— START Given data —

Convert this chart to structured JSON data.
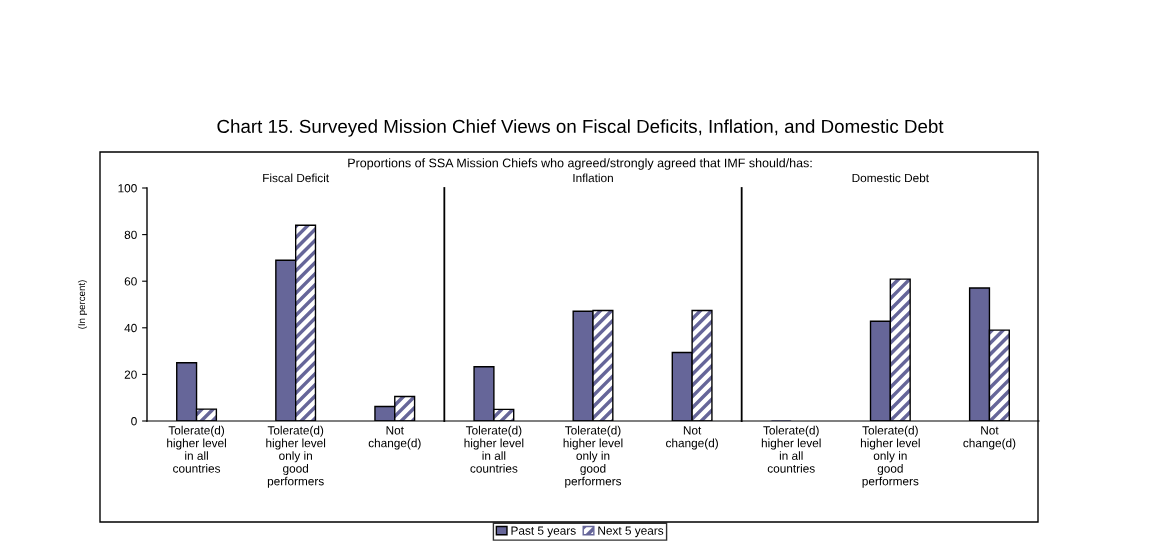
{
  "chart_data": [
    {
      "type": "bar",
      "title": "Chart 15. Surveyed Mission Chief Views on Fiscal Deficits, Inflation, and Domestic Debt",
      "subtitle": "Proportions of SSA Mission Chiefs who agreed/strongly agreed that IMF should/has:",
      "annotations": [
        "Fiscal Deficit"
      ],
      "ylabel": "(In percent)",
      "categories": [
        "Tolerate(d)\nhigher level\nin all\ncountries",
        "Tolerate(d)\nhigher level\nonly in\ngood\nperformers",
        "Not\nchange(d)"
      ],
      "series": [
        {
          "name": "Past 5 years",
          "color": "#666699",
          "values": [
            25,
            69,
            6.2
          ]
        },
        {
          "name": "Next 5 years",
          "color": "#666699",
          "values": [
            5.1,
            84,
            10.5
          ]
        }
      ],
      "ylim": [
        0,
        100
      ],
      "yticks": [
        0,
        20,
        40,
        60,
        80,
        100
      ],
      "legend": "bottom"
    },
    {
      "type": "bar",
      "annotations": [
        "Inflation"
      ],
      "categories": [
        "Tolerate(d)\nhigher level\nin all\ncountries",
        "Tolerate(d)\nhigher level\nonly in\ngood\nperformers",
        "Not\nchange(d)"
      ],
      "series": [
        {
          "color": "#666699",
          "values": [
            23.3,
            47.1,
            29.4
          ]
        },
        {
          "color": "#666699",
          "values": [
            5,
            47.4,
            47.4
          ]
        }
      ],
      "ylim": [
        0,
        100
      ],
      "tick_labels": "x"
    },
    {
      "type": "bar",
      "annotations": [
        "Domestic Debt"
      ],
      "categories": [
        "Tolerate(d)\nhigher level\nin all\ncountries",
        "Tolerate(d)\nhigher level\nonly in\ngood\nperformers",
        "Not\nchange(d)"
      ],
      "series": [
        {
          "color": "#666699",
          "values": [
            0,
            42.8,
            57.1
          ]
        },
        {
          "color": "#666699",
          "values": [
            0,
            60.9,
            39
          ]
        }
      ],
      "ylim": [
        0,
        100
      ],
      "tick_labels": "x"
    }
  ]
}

— END Given data —
— START Given data —

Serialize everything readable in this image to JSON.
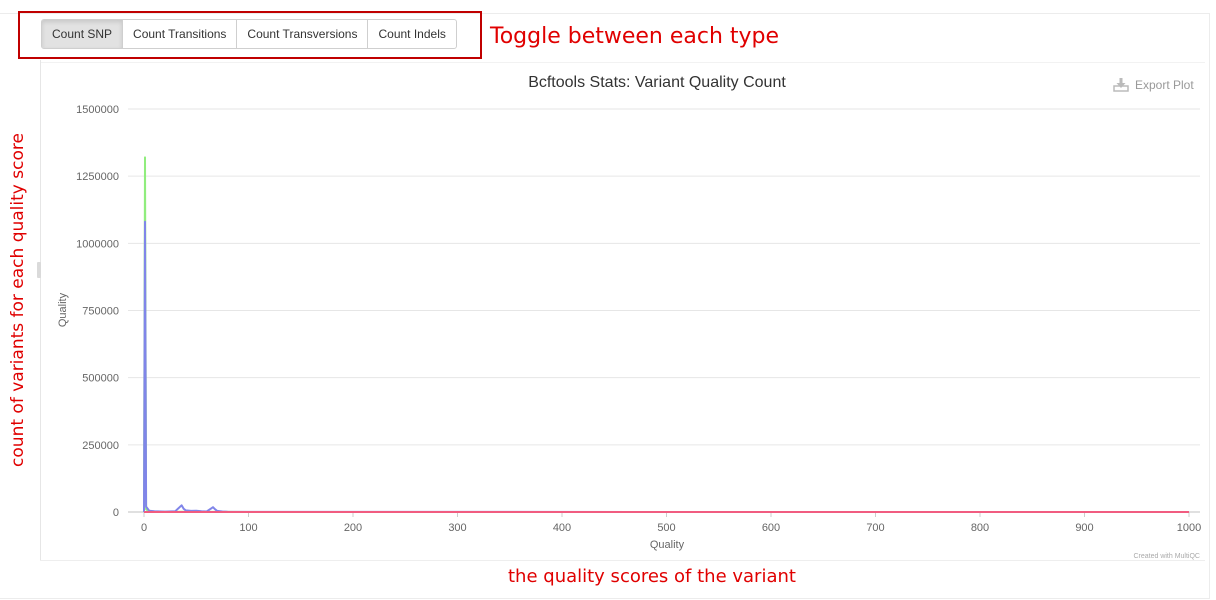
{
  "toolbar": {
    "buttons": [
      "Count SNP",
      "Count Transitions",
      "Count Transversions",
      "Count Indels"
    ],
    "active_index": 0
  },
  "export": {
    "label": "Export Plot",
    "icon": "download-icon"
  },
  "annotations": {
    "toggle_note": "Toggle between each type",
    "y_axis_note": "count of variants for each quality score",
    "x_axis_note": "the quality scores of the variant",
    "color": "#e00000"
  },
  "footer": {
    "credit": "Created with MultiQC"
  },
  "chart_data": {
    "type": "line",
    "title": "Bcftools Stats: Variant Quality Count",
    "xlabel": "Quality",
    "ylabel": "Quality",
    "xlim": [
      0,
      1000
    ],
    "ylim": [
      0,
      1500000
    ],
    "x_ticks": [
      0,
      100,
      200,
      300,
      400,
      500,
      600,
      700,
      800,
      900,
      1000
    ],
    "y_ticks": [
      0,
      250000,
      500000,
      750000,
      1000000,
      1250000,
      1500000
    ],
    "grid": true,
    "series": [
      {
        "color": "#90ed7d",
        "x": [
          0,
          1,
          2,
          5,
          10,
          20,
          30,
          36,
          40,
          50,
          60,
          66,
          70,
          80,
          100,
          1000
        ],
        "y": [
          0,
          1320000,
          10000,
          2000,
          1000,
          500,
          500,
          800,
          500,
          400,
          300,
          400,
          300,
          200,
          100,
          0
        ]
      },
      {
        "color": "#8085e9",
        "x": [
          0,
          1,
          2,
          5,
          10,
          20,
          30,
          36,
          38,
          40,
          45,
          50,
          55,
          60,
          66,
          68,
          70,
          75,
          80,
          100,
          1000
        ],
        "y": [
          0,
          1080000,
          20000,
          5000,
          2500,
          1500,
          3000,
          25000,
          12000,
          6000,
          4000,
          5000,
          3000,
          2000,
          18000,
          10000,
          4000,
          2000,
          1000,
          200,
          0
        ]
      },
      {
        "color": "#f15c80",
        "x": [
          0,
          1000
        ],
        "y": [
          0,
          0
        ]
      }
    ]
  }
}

— END Given data —
— START Given data —

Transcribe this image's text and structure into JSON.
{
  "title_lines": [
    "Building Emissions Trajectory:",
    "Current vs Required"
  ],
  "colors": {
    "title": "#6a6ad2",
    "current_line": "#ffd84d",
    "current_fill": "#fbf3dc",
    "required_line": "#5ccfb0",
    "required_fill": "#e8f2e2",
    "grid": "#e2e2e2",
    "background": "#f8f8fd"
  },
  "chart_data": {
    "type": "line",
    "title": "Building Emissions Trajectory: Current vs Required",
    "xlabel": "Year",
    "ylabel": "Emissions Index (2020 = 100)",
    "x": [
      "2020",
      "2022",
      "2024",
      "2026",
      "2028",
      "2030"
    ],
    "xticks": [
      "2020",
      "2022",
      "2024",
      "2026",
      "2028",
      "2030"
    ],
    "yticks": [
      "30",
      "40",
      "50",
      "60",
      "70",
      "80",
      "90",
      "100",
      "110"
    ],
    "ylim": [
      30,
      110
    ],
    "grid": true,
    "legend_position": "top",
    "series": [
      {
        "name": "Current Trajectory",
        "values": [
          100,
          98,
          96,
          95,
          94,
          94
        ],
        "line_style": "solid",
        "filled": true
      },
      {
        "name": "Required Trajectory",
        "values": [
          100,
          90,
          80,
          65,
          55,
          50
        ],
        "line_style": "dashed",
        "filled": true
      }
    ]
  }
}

— END Given data —

#### [Problem description]
Copy all lines from the material that hold "image".

#### [Answer in full]
Serialize everything readable in this image to JSON.
Transcribe this image's text and structure into JSON.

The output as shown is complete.